→ **Your objective**
Search the entries below. Return every line that has "title" in it.

START

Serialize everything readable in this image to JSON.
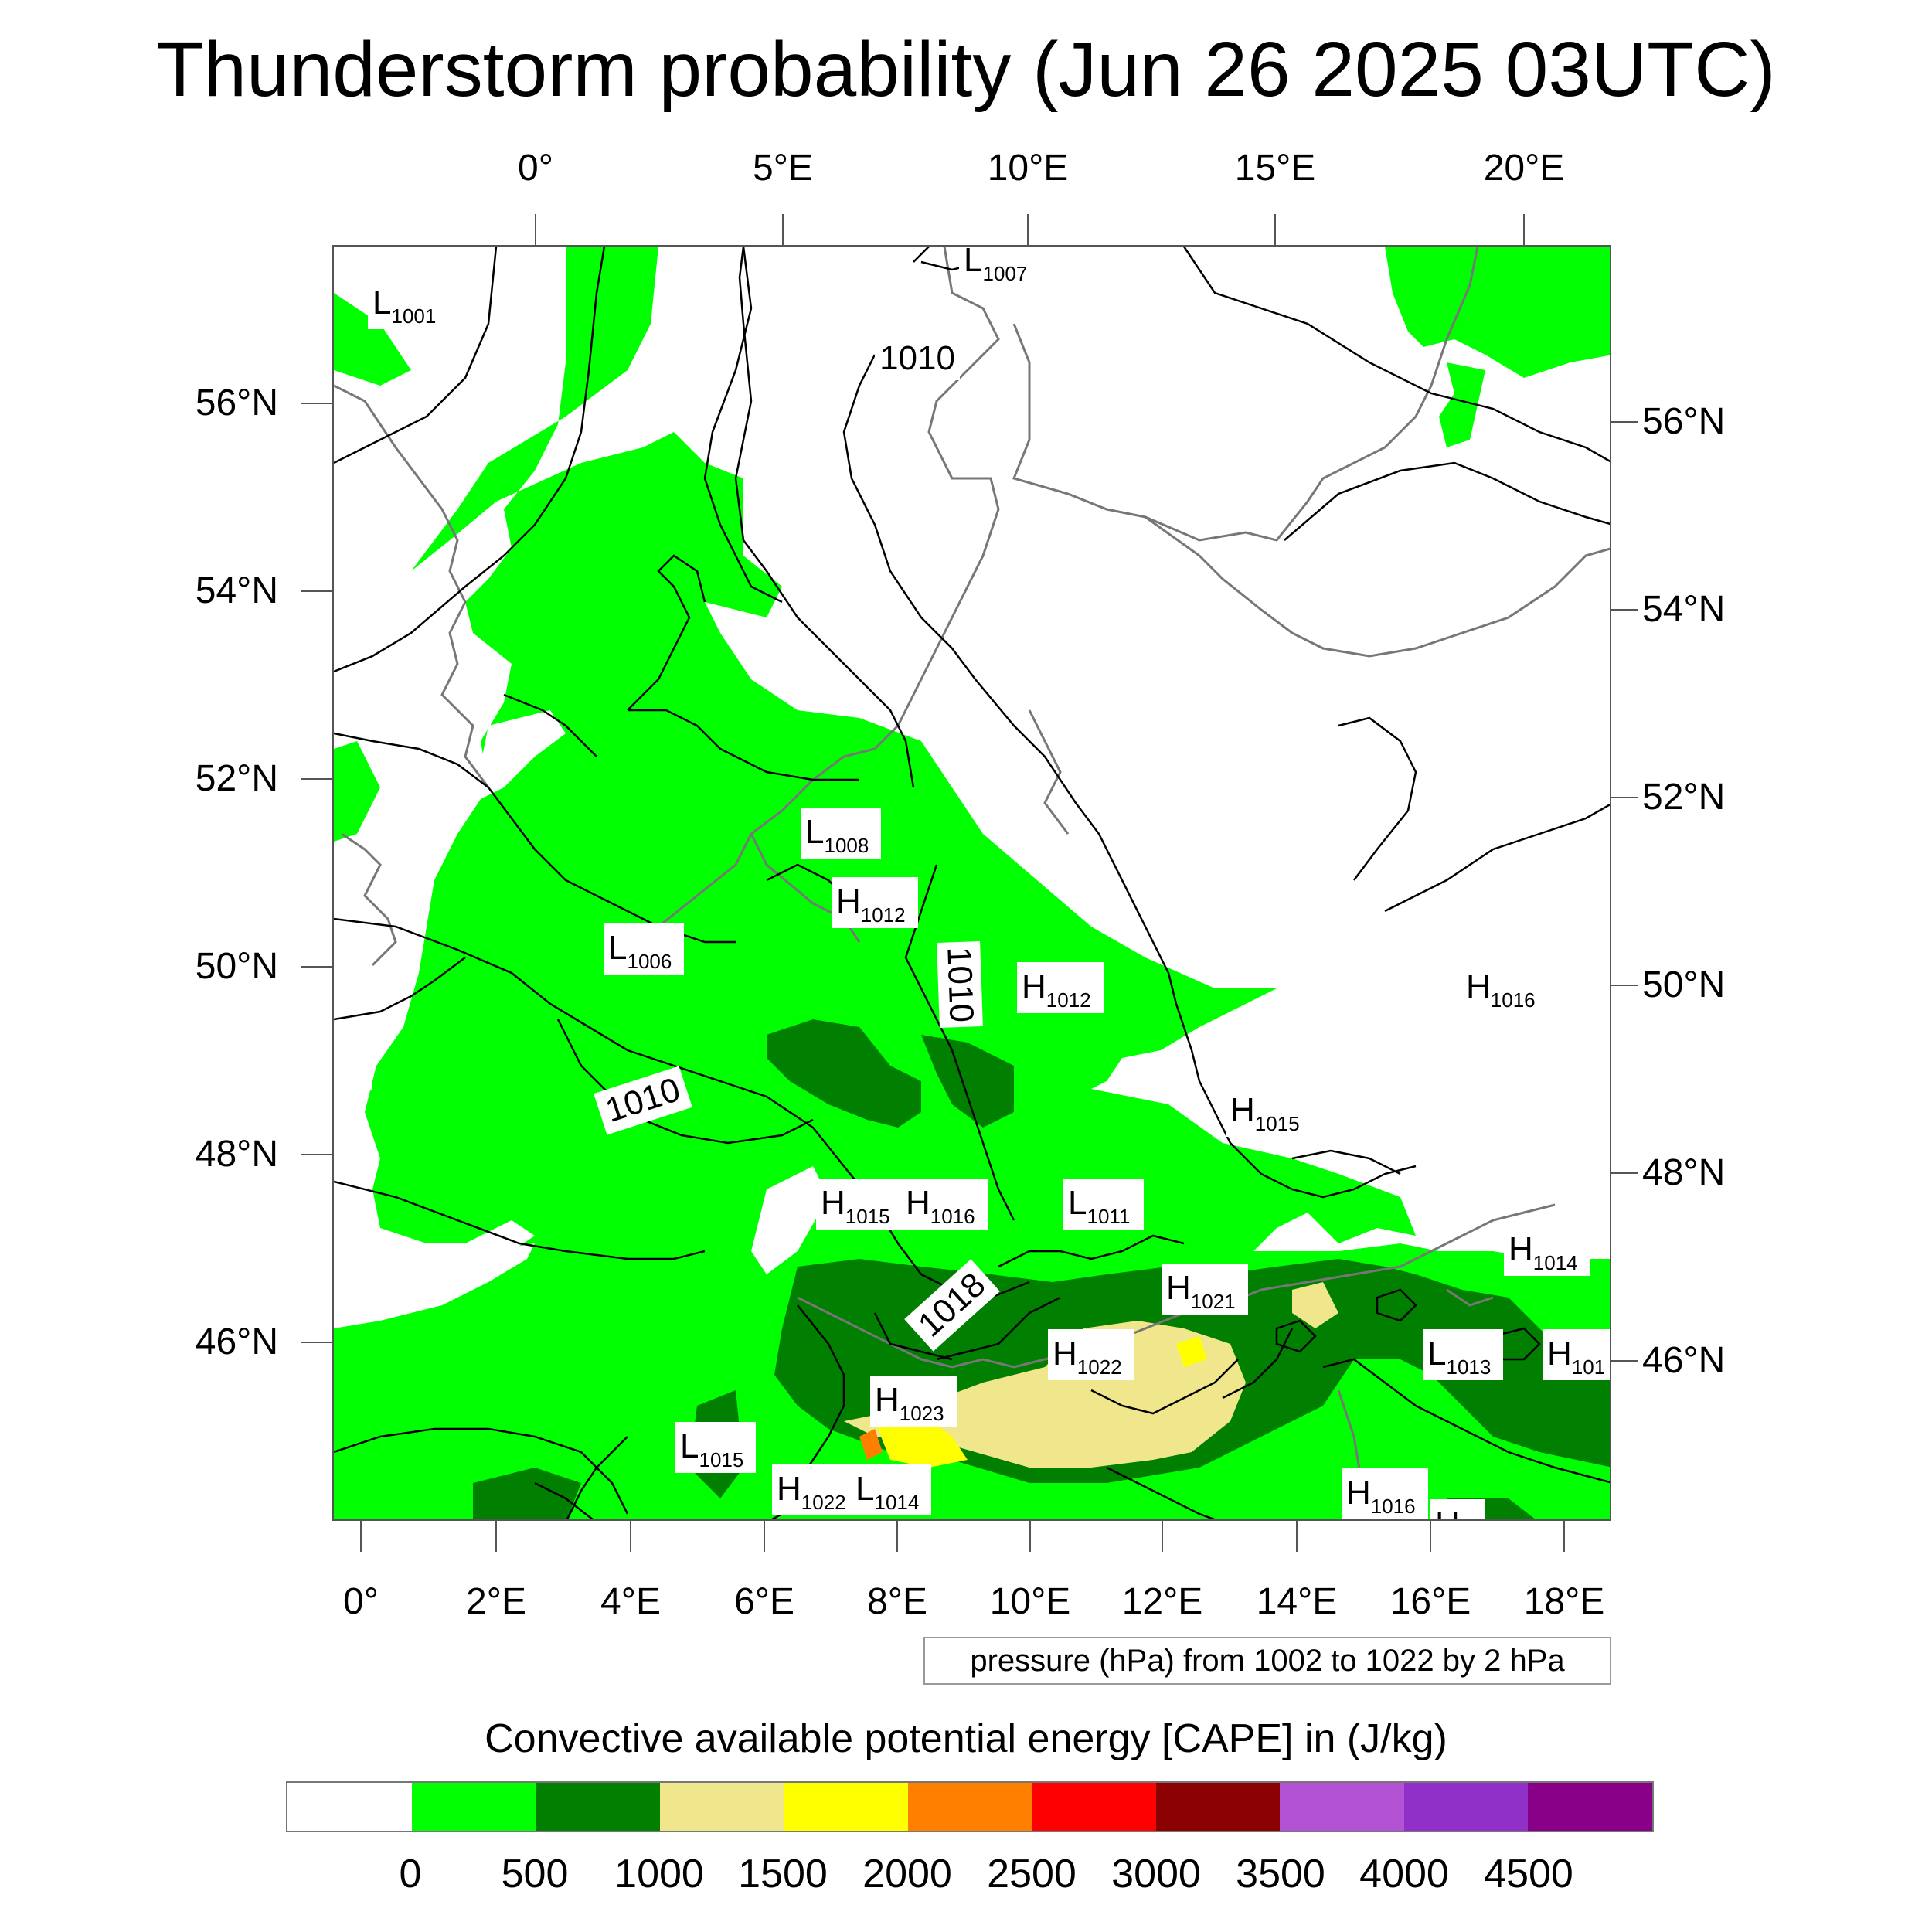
{
  "title": "Thunderstorm probability (Jun 26 2025 03UTC)",
  "axes": {
    "top_lon_labels": [
      "0°",
      "5°E",
      "10°E",
      "15°E",
      "20°E"
    ],
    "bottom_lon_labels": [
      "0°",
      "2°E",
      "4°E",
      "6°E",
      "8°E",
      "10°E",
      "12°E",
      "14°E",
      "16°E",
      "18°E"
    ],
    "left_lat_labels": [
      "56°N",
      "54°N",
      "52°N",
      "50°N",
      "48°N",
      "46°N"
    ],
    "right_lat_labels": [
      "56°N",
      "54°N",
      "52°N",
      "50°N",
      "48°N",
      "46°N"
    ]
  },
  "pressure_labels": {
    "isobar_1010_a": "1010",
    "isobar_1010_b": "1010",
    "isobar_1010_c": "1010",
    "isobar_1018": "1018"
  },
  "pressure_centers": [
    {
      "type": "L",
      "value": "1001"
    },
    {
      "type": "L",
      "value": "1007"
    },
    {
      "type": "L",
      "value": "1008"
    },
    {
      "type": "H",
      "value": "1012"
    },
    {
      "type": "L",
      "value": "1006"
    },
    {
      "type": "H",
      "value": "1012"
    },
    {
      "type": "H",
      "value": "1016"
    },
    {
      "type": "H",
      "value": "1015"
    },
    {
      "type": "H",
      "value": "1015"
    },
    {
      "type": "H",
      "value": "1016"
    },
    {
      "type": "L",
      "value": "1011"
    },
    {
      "type": "H",
      "value": "1014"
    },
    {
      "type": "H",
      "value": "1021"
    },
    {
      "type": "H",
      "value": "1022"
    },
    {
      "type": "L",
      "value": "1013"
    },
    {
      "type": "H",
      "value": "101"
    },
    {
      "type": "H",
      "value": "1023"
    },
    {
      "type": "L",
      "value": "1015"
    },
    {
      "type": "H",
      "value": "1022"
    },
    {
      "type": "L",
      "value": "1014"
    },
    {
      "type": "H",
      "value": "1016"
    },
    {
      "type": "H",
      "value": ""
    }
  ],
  "pressure_note": "pressure (hPa) from 1002 to 1022 by 2 hPa",
  "colorbar": {
    "title": "Convective available potential energy [CAPE] in (J/kg)",
    "colors": [
      "#ffffff",
      "#00ff00",
      "#007f00",
      "#f0e68c",
      "#ffff00",
      "#ff8000",
      "#ff0000",
      "#8b0000",
      "#b452d6",
      "#9030c8",
      "#880088"
    ],
    "labels": [
      "0",
      "500",
      "1000",
      "1500",
      "2000",
      "2500",
      "3000",
      "3500",
      "4000",
      "4500"
    ]
  },
  "fill_colors": {
    "cape_0_500": "#00ff00",
    "cape_500_1000": "#007f00",
    "cape_1000_1500": "#f0e68c",
    "cape_1500_2000": "#ffff00",
    "cape_2000_2500": "#ff8000",
    "coastline": "#777777",
    "isobar": "#000000"
  }
}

END

→ **Response to this task**
  "title": "Thunderstorm probability (Jun 26 2025 03UTC)",
    "title": "Convective available potential energy [CAPE] in (J/kg)",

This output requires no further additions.